## INSTRUCTIONS FOR THE TASK
Report, as a single figure, how many lines in the records below include "alternative".

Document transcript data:
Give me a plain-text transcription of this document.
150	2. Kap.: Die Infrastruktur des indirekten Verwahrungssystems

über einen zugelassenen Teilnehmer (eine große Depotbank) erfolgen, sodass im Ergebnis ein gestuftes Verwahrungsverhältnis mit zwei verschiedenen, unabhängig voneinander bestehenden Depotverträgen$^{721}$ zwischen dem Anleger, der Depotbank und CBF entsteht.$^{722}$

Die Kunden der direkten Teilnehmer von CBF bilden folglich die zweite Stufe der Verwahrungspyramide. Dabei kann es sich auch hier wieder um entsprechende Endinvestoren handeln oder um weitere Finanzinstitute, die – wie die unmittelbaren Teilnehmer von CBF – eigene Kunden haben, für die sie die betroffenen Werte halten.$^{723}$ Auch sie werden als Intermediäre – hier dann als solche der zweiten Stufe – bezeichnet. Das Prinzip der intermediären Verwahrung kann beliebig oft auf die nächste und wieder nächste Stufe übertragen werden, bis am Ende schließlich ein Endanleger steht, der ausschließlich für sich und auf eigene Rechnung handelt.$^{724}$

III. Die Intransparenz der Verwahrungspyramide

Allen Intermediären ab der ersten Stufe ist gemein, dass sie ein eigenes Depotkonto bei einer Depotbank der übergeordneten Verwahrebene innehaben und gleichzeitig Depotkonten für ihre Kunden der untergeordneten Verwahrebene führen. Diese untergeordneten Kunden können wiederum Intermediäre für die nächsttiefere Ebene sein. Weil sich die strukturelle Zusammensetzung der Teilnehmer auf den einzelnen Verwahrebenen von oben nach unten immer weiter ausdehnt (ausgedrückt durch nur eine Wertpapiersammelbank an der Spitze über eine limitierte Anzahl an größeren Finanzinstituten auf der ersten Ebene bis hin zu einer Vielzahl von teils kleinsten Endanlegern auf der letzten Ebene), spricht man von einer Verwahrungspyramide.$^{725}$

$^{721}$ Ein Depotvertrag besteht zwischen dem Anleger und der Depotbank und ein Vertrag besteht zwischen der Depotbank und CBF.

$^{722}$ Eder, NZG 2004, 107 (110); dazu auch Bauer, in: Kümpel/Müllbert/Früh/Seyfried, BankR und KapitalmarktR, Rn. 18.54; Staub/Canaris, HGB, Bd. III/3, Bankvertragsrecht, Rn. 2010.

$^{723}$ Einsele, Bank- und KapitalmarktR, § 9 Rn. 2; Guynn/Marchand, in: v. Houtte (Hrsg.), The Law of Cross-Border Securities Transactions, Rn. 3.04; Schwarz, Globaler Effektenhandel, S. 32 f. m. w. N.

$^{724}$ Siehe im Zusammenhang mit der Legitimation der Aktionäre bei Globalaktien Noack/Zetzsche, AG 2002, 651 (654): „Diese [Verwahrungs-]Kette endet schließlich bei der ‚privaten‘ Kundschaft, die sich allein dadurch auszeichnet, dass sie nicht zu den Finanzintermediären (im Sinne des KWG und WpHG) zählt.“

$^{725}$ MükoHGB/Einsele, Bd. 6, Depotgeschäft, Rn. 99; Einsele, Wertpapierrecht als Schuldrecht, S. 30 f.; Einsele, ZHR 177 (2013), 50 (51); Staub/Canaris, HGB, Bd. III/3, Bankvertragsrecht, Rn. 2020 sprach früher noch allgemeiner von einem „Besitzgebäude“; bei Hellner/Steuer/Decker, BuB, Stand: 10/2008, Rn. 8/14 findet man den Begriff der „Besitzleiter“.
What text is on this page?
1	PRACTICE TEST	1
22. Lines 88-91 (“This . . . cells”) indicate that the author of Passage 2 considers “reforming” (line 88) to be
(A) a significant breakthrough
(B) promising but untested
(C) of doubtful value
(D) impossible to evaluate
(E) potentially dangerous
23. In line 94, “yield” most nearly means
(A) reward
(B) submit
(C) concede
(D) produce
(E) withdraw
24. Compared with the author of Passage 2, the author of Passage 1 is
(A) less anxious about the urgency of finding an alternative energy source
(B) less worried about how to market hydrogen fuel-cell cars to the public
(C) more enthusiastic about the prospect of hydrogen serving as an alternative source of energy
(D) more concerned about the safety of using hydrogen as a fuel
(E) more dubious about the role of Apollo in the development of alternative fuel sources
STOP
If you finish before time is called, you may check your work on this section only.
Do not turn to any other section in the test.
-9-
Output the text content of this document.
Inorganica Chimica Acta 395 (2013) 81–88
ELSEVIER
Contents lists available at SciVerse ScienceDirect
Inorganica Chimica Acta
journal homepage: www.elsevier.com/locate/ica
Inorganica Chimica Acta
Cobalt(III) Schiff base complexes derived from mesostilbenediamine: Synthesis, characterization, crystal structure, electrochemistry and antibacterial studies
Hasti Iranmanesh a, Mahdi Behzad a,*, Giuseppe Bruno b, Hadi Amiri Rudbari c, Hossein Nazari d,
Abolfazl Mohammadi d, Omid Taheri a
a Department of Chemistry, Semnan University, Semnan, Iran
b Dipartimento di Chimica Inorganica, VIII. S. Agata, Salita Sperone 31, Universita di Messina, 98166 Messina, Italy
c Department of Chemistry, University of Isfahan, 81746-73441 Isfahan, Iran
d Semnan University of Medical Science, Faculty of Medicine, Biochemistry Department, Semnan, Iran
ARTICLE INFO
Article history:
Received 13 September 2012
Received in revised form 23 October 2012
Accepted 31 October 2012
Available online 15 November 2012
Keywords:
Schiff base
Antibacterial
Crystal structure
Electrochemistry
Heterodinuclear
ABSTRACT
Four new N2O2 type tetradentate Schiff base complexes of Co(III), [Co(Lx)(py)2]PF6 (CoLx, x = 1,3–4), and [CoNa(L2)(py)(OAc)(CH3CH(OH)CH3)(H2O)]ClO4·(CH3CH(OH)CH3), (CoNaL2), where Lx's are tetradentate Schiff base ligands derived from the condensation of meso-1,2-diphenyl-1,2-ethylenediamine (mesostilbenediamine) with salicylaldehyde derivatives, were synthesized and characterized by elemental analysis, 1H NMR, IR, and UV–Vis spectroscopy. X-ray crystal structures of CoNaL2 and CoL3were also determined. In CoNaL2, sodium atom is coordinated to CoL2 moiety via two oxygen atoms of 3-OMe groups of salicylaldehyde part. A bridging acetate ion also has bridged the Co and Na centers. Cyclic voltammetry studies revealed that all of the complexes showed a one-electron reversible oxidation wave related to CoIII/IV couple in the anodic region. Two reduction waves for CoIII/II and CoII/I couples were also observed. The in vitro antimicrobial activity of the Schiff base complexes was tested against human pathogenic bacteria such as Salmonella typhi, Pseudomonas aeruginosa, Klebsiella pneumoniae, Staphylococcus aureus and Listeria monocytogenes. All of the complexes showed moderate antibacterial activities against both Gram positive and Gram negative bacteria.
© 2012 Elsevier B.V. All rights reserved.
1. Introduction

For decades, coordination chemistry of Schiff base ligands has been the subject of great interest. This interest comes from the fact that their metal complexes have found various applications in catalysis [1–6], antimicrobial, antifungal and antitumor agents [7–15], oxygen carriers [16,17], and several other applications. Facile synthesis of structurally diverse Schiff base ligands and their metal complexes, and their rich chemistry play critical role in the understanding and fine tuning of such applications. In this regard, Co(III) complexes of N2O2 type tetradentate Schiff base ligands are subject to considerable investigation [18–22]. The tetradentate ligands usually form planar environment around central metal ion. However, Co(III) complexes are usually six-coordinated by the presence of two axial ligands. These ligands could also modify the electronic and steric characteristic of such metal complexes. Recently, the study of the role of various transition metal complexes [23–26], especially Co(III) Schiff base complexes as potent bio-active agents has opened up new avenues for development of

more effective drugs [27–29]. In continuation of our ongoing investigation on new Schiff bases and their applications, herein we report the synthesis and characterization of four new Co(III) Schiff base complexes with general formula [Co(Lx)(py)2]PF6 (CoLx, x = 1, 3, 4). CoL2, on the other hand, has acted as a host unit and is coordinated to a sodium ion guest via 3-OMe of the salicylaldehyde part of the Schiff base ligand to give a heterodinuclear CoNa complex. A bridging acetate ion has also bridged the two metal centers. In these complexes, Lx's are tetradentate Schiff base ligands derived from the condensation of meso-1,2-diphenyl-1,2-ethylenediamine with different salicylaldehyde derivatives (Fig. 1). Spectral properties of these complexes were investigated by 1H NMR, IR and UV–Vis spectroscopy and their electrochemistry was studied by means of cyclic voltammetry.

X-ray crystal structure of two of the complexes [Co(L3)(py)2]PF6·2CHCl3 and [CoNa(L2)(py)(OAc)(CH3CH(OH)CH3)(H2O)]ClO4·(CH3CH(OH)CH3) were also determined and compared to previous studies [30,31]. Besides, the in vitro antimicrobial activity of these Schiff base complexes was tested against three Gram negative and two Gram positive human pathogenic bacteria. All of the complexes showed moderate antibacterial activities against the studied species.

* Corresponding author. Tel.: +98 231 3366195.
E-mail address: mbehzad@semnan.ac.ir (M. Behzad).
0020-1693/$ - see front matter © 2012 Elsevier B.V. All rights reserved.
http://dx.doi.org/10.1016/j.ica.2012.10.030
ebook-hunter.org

## RESULT OF THIS EXERCISE
3